__INSTRUCTIONS FOR THE TASK__
In your copy, include every line of the listing below exactly but none of the pictures.

(Dataset entries)
========================================

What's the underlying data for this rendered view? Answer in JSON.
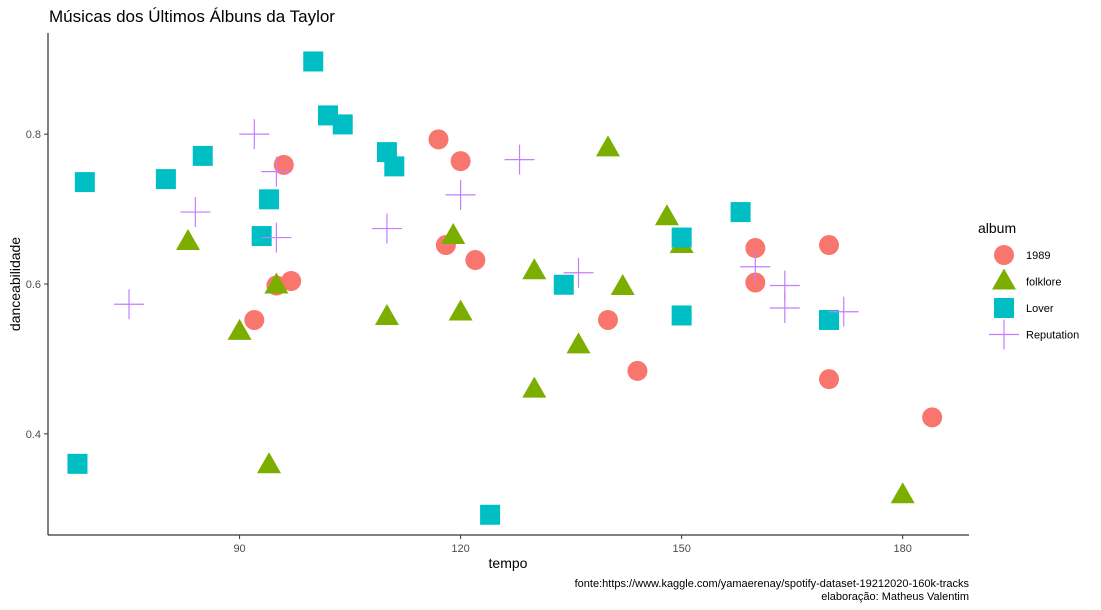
{
  "chart_data": {
    "type": "scatter",
    "title": "Músicas dos Últimos Álbuns da Taylor",
    "xlabel": "tempo",
    "ylabel": "danceabilidade",
    "xlim": [
      64,
      189
    ],
    "ylim": [
      0.265,
      0.935
    ],
    "x_ticks": [
      90,
      120,
      150,
      180
    ],
    "x_tick_labels": [
      "90",
      "120",
      "150",
      "180"
    ],
    "y_ticks": [
      0.4,
      0.6,
      0.8
    ],
    "y_tick_labels": [
      "0.4",
      "0.6",
      "0.8"
    ],
    "grid": false,
    "legend": {
      "title": "album",
      "placement": "right",
      "entries": [
        "1989",
        "folklore",
        "Lover",
        "Reputation"
      ]
    },
    "caption": [
      "fonte:https://www.kaggle.com/yamaerenay/spotify-dataset-19212020-160k-tracks",
      "elaboração: Matheus Valentim"
    ],
    "series": [
      {
        "name": "1989",
        "marker": "circle",
        "color": "#F8766D",
        "points": [
          [
            96,
            0.759
          ],
          [
            117,
            0.793
          ],
          [
            120,
            0.764
          ],
          [
            118,
            0.652
          ],
          [
            122,
            0.632
          ],
          [
            95,
            0.598
          ],
          [
            97,
            0.604
          ],
          [
            92,
            0.552
          ],
          [
            140,
            0.552
          ],
          [
            144,
            0.484
          ],
          [
            160,
            0.648
          ],
          [
            160,
            0.602
          ],
          [
            170,
            0.652
          ],
          [
            170,
            0.473
          ],
          [
            184,
            0.422
          ]
        ]
      },
      {
        "name": "folklore",
        "marker": "triangle",
        "color": "#7CAE00",
        "points": [
          [
            83,
            0.656
          ],
          [
            95,
            0.598
          ],
          [
            90,
            0.536
          ],
          [
            94,
            0.358
          ],
          [
            110,
            0.556
          ],
          [
            119,
            0.664
          ],
          [
            120,
            0.562
          ],
          [
            130,
            0.617
          ],
          [
            130,
            0.459
          ],
          [
            136,
            0.518
          ],
          [
            140,
            0.781
          ],
          [
            142,
            0.596
          ],
          [
            148,
            0.689
          ],
          [
            150,
            0.652
          ],
          [
            180,
            0.318
          ]
        ]
      },
      {
        "name": "Lover",
        "marker": "square",
        "color": "#00BFC4",
        "points": [
          [
            69,
            0.736
          ],
          [
            80,
            0.74
          ],
          [
            85,
            0.771
          ],
          [
            68,
            0.36
          ],
          [
            94,
            0.713
          ],
          [
            93,
            0.664
          ],
          [
            100,
            0.897
          ],
          [
            102,
            0.825
          ],
          [
            104,
            0.813
          ],
          [
            110,
            0.776
          ],
          [
            111,
            0.757
          ],
          [
            134,
            0.599
          ],
          [
            124,
            0.292
          ],
          [
            150,
            0.662
          ],
          [
            150,
            0.558
          ],
          [
            158,
            0.696
          ],
          [
            170,
            0.552
          ]
        ]
      },
      {
        "name": "Reputation",
        "marker": "cross",
        "color": "#C77CFF",
        "points": [
          [
            75,
            0.573
          ],
          [
            84,
            0.696
          ],
          [
            92,
            0.8
          ],
          [
            95,
            0.75
          ],
          [
            95,
            0.662
          ],
          [
            110,
            0.674
          ],
          [
            120,
            0.719
          ],
          [
            128,
            0.766
          ],
          [
            136,
            0.615
          ],
          [
            160,
            0.623
          ],
          [
            164,
            0.598
          ],
          [
            164,
            0.568
          ],
          [
            172,
            0.563
          ]
        ]
      }
    ]
  }
}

========================================

__THE REPLY__
What's the underlying data for this rendered view? Answer in JSON.
{
  "chart_data": {
    "type": "scatter",
    "title": "Músicas dos Últimos Álbuns da Taylor",
    "xlabel": "tempo",
    "ylabel": "danceabilidade",
    "xlim": [
      64,
      189
    ],
    "ylim": [
      0.265,
      0.935
    ],
    "x_ticks": [
      90,
      120,
      150,
      180
    ],
    "x_tick_labels": [
      "90",
      "120",
      "150",
      "180"
    ],
    "y_ticks": [
      0.4,
      0.6,
      0.8
    ],
    "y_tick_labels": [
      "0.4",
      "0.6",
      "0.8"
    ],
    "grid": false,
    "legend": {
      "title": "album",
      "placement": "right",
      "entries": [
        "1989",
        "folklore",
        "Lover",
        "Reputation"
      ]
    },
    "caption": [
      "fonte:https://www.kaggle.com/yamaerenay/spotify-dataset-19212020-160k-tracks",
      "elaboração: Matheus Valentim"
    ],
    "series": [
      {
        "name": "1989",
        "marker": "circle",
        "color": "#F8766D",
        "points": [
          [
            96,
            0.759
          ],
          [
            117,
            0.793
          ],
          [
            120,
            0.764
          ],
          [
            118,
            0.652
          ],
          [
            122,
            0.632
          ],
          [
            95,
            0.598
          ],
          [
            97,
            0.604
          ],
          [
            92,
            0.552
          ],
          [
            140,
            0.552
          ],
          [
            144,
            0.484
          ],
          [
            160,
            0.648
          ],
          [
            160,
            0.602
          ],
          [
            170,
            0.652
          ],
          [
            170,
            0.473
          ],
          [
            184,
            0.422
          ]
        ]
      },
      {
        "name": "folklore",
        "marker": "triangle",
        "color": "#7CAE00",
        "points": [
          [
            83,
            0.656
          ],
          [
            95,
            0.598
          ],
          [
            90,
            0.536
          ],
          [
            94,
            0.358
          ],
          [
            110,
            0.556
          ],
          [
            119,
            0.664
          ],
          [
            120,
            0.562
          ],
          [
            130,
            0.617
          ],
          [
            130,
            0.459
          ],
          [
            136,
            0.518
          ],
          [
            140,
            0.781
          ],
          [
            142,
            0.596
          ],
          [
            148,
            0.689
          ],
          [
            150,
            0.652
          ],
          [
            180,
            0.318
          ]
        ]
      },
      {
        "name": "Lover",
        "marker": "square",
        "color": "#00BFC4",
        "points": [
          [
            69,
            0.736
          ],
          [
            80,
            0.74
          ],
          [
            85,
            0.771
          ],
          [
            68,
            0.36
          ],
          [
            94,
            0.713
          ],
          [
            93,
            0.664
          ],
          [
            100,
            0.897
          ],
          [
            102,
            0.825
          ],
          [
            104,
            0.813
          ],
          [
            110,
            0.776
          ],
          [
            111,
            0.757
          ],
          [
            134,
            0.599
          ],
          [
            124,
            0.292
          ],
          [
            150,
            0.662
          ],
          [
            150,
            0.558
          ],
          [
            158,
            0.696
          ],
          [
            170,
            0.552
          ]
        ]
      },
      {
        "name": "Reputation",
        "marker": "cross",
        "color": "#C77CFF",
        "points": [
          [
            75,
            0.573
          ],
          [
            84,
            0.696
          ],
          [
            92,
            0.8
          ],
          [
            95,
            0.75
          ],
          [
            95,
            0.662
          ],
          [
            110,
            0.674
          ],
          [
            120,
            0.719
          ],
          [
            128,
            0.766
          ],
          [
            136,
            0.615
          ],
          [
            160,
            0.623
          ],
          [
            164,
            0.598
          ],
          [
            164,
            0.568
          ],
          [
            172,
            0.563
          ]
        ]
      }
    ]
  }
}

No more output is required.